**TASK INPUT**
═══

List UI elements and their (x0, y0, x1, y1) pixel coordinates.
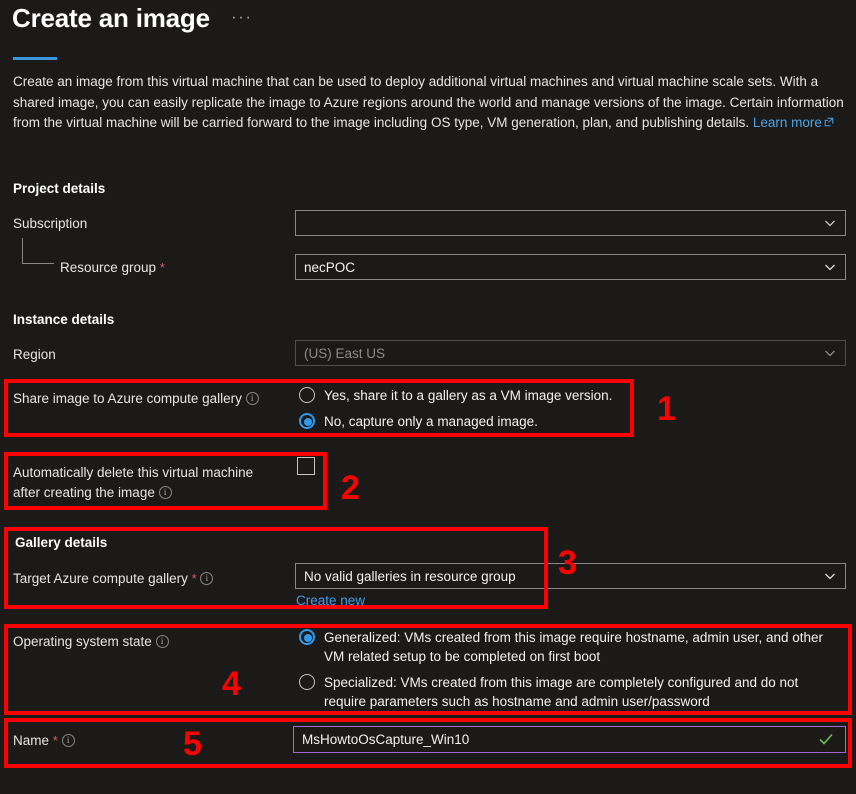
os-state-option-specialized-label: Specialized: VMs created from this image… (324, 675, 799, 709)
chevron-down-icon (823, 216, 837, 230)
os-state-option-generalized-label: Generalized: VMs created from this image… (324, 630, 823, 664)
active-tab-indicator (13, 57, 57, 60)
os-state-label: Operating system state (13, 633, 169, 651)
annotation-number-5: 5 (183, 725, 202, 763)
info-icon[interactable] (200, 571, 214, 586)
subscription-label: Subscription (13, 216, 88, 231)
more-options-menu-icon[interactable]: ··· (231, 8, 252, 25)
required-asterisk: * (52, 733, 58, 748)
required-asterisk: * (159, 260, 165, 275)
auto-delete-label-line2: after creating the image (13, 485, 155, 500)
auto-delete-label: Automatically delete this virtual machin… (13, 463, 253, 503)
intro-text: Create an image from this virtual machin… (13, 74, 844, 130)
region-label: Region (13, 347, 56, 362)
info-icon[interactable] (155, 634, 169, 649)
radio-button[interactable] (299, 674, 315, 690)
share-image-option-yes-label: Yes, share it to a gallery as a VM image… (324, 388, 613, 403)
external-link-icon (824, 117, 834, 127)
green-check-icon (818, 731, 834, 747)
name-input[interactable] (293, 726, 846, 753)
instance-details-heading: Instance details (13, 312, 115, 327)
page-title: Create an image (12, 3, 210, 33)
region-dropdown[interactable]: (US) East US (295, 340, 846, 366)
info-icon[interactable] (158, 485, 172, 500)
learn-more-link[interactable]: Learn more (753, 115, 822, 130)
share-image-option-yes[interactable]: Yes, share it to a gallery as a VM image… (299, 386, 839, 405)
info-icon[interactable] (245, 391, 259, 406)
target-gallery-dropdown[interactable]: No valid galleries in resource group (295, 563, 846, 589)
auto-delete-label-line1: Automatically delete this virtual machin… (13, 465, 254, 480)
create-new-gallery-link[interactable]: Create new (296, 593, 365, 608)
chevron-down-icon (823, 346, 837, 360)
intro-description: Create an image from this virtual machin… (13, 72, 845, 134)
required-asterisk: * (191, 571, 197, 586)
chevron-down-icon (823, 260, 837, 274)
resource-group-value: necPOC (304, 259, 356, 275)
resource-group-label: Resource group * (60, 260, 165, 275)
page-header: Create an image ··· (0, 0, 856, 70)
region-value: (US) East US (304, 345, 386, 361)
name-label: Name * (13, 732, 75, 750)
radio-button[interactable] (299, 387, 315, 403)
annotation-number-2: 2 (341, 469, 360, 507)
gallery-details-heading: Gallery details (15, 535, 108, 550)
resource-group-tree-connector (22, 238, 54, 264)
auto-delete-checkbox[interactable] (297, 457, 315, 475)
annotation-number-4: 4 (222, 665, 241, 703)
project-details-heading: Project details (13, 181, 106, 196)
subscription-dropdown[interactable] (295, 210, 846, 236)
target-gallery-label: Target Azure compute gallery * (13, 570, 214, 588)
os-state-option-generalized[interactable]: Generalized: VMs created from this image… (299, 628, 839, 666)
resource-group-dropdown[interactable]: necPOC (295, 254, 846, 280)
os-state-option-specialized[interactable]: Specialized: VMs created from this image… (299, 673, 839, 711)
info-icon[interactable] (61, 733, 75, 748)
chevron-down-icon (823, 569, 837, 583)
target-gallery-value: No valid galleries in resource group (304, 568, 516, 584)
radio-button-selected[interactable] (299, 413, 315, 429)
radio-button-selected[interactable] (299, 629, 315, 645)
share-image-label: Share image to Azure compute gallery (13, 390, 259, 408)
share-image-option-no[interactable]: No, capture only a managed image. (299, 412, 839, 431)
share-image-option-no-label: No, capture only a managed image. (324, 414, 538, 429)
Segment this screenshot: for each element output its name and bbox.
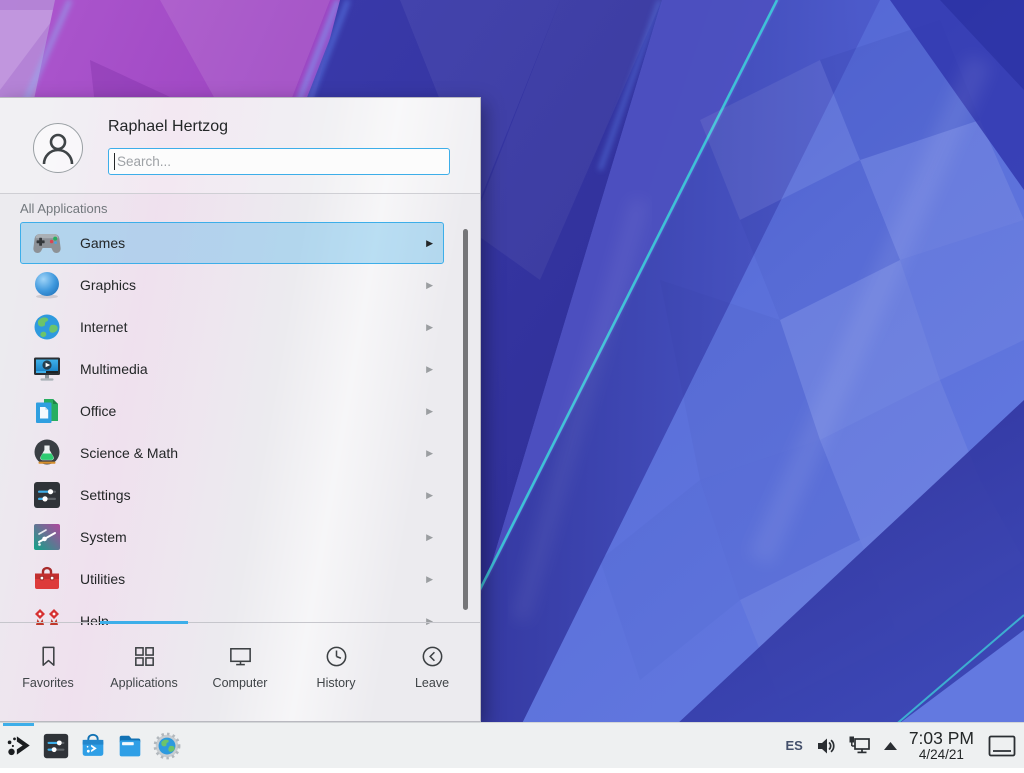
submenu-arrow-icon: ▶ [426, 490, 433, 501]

═══

Can you give the material again from the line with "os-state-option-specialized-label: Specialized: VMs" to the line with "info-icon[interactable] (158, 485, 172, 500)", switching "Instance details" to "Instance settings" and leaving everything else unchanged?

os-state-option-specialized-label: Specialized: VMs created from this image… (324, 675, 799, 709)
chevron-down-icon (823, 216, 837, 230)
os-state-option-generalized-label: Generalized: VMs created from this image… (324, 630, 823, 664)
active-tab-indicator (13, 57, 57, 60)
os-state-label: Operating system state (13, 633, 169, 651)
annotation-number-5: 5 (183, 725, 202, 763)
info-icon[interactable] (200, 571, 214, 586)
subscription-label: Subscription (13, 216, 88, 231)
more-options-menu-icon[interactable]: ··· (231, 8, 252, 25)
required-asterisk: * (52, 733, 58, 748)
required-asterisk: * (159, 260, 165, 275)
auto-delete-label-line2: after creating the image (13, 485, 155, 500)
auto-delete-label: Automatically delete this virtual machin… (13, 463, 253, 503)
intro-text: Create an image from this virtual machin… (13, 74, 844, 130)
region-label: Region (13, 347, 56, 362)
info-icon[interactable] (155, 634, 169, 649)
radio-button[interactable] (299, 674, 315, 690)
share-image-option-yes-label: Yes, share it to a gallery as a VM image… (324, 388, 613, 403)
external-link-icon (824, 117, 834, 127)
green-check-icon (818, 731, 834, 747)
name-input[interactable] (293, 726, 846, 753)
instance-details-heading: Instance settings (13, 312, 115, 327)
page-title: Create an image (12, 3, 210, 33)
region-dropdown[interactable]: (US) East US (295, 340, 846, 366)
info-icon[interactable] (158, 485, 172, 500)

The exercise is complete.